## Directions for this task
Isolate every line in the data with the string "notes" and copy it.

## Records to process
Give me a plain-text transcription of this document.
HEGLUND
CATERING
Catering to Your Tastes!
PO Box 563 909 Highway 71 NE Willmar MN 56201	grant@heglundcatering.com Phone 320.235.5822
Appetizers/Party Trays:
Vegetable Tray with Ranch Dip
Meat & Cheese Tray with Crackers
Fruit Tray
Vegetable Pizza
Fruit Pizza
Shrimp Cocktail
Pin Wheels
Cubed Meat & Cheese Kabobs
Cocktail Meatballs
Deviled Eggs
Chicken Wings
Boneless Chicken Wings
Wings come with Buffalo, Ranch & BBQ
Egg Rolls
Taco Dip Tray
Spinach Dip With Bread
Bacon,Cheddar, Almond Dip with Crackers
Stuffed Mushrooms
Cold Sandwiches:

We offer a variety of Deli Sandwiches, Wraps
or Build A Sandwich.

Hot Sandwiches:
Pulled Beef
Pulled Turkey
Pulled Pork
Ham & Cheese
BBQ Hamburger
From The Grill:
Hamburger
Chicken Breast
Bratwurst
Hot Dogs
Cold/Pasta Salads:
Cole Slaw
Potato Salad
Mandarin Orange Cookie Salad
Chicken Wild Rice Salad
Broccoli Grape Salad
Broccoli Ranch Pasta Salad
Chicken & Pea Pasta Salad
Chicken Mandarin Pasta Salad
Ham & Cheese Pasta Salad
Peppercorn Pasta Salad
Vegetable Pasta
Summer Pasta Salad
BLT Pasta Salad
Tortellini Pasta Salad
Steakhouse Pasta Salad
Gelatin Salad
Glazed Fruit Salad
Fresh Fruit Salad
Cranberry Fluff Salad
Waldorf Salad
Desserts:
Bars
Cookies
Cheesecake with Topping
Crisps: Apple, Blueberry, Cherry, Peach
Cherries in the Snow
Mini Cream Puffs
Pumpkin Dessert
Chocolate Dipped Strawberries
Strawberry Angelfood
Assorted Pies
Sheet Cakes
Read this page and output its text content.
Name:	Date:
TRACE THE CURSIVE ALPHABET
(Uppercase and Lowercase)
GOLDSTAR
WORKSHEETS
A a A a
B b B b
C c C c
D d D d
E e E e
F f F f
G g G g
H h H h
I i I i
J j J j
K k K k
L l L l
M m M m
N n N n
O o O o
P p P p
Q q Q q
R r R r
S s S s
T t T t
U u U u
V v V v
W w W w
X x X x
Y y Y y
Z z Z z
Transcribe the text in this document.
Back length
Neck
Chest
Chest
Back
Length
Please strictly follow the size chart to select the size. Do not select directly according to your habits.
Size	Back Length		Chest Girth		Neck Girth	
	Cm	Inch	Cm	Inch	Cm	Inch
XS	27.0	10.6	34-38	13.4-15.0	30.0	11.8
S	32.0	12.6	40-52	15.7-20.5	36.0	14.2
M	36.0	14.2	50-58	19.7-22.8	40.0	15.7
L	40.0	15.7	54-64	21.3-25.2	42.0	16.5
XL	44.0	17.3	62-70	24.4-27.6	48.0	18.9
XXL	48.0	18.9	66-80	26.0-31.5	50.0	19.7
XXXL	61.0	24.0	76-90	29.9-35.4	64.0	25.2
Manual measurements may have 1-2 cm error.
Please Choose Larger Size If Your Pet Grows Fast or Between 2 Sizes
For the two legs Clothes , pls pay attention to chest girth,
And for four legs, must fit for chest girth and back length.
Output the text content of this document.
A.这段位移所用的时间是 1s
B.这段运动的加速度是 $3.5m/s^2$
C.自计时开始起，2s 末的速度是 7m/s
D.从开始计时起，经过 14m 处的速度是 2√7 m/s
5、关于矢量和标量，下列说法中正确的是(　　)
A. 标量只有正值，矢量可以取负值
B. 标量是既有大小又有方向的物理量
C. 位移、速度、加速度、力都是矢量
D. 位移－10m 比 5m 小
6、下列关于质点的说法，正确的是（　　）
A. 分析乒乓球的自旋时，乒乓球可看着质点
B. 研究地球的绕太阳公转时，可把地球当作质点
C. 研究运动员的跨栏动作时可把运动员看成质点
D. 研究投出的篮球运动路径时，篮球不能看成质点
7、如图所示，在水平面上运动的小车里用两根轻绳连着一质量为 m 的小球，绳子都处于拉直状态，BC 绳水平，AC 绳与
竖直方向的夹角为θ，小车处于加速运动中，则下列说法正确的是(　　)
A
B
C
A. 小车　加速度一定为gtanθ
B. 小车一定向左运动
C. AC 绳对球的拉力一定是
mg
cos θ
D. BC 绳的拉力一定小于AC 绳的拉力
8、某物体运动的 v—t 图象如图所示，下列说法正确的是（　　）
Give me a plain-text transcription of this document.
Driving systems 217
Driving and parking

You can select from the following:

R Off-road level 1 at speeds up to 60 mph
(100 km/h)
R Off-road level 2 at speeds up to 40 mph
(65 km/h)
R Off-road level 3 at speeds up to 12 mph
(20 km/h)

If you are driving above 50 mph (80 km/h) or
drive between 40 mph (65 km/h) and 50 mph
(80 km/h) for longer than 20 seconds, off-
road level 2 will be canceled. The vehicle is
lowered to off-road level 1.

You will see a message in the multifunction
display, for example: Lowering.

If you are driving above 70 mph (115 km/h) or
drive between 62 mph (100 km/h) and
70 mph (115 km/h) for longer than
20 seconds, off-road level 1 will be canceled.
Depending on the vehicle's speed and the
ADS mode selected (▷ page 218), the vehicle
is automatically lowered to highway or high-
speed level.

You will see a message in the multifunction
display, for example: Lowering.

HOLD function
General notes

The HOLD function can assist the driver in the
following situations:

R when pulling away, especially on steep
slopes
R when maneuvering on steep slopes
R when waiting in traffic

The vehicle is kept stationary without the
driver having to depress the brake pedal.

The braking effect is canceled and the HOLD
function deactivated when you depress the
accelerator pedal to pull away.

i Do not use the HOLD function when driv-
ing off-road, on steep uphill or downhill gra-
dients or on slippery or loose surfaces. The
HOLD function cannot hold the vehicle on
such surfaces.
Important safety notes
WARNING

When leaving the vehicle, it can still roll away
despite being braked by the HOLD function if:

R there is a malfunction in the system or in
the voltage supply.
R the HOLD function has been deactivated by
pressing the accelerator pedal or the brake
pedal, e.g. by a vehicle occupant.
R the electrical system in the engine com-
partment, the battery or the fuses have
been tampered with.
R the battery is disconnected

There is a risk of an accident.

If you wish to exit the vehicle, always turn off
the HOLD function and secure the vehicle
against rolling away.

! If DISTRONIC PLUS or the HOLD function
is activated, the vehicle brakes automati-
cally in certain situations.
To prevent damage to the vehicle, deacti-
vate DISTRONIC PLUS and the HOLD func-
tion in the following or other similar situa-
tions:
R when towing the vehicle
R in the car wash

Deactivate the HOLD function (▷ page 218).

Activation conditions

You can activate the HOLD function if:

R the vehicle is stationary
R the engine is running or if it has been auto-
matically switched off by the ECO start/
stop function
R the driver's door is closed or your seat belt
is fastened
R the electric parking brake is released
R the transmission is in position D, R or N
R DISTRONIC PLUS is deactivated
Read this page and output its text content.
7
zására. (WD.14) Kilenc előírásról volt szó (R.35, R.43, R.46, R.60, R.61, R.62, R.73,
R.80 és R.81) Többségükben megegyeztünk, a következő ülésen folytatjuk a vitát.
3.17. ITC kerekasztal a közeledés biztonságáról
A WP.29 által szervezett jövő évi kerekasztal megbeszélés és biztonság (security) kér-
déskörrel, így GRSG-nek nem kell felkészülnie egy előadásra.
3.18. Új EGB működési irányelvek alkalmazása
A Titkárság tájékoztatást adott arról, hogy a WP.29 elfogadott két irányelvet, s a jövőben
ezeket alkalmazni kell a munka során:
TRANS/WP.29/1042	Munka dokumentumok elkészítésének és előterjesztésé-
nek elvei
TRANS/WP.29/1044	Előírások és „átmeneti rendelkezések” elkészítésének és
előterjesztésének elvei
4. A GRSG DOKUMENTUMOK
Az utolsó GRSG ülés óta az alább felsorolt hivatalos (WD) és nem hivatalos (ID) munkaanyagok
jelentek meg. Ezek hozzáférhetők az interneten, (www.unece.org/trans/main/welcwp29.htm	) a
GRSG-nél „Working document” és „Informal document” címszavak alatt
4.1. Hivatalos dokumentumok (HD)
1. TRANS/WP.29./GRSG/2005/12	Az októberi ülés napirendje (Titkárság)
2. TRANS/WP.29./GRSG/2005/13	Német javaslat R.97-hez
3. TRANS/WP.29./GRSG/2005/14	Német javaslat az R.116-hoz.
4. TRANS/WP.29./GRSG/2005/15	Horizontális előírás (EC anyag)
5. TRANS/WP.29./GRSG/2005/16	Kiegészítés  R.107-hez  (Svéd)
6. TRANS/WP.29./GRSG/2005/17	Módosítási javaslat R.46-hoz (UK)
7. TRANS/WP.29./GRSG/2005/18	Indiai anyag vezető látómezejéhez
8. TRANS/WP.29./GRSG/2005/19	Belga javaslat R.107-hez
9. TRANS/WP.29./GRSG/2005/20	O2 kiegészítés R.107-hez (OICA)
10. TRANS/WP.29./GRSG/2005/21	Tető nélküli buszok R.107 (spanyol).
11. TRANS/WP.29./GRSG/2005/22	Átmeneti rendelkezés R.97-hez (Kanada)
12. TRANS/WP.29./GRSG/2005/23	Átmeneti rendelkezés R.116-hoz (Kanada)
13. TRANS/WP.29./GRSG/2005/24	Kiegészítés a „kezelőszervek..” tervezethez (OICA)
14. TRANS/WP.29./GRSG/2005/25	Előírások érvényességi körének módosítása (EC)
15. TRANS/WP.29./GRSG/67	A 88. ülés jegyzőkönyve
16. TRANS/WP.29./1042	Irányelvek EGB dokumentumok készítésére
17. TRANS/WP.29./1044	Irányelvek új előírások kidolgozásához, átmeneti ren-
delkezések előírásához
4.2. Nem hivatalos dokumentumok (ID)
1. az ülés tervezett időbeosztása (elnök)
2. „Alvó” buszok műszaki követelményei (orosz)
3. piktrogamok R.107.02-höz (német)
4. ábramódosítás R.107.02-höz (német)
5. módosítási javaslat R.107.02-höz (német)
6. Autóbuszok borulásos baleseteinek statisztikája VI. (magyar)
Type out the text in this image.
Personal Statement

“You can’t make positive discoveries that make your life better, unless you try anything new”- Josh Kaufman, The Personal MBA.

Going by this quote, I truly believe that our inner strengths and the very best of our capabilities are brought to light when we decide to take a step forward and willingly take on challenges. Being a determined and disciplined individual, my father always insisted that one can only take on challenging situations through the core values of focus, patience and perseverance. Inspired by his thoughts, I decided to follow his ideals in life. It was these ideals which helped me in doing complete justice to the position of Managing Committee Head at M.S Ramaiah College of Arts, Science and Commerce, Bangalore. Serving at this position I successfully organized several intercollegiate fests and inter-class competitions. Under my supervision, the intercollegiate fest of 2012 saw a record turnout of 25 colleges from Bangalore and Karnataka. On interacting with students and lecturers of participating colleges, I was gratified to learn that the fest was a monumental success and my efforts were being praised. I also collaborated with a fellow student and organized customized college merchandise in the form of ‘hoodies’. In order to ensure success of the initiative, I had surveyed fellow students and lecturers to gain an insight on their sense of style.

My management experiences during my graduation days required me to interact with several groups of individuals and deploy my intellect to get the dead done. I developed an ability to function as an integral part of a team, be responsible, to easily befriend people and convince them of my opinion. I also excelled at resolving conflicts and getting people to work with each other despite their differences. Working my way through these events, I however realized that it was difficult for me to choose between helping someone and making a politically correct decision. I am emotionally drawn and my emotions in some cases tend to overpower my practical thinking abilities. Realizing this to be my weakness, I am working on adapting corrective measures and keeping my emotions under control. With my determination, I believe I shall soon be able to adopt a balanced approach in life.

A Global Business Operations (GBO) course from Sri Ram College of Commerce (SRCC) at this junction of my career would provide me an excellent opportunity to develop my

## Complete output
General notes
Important safety notes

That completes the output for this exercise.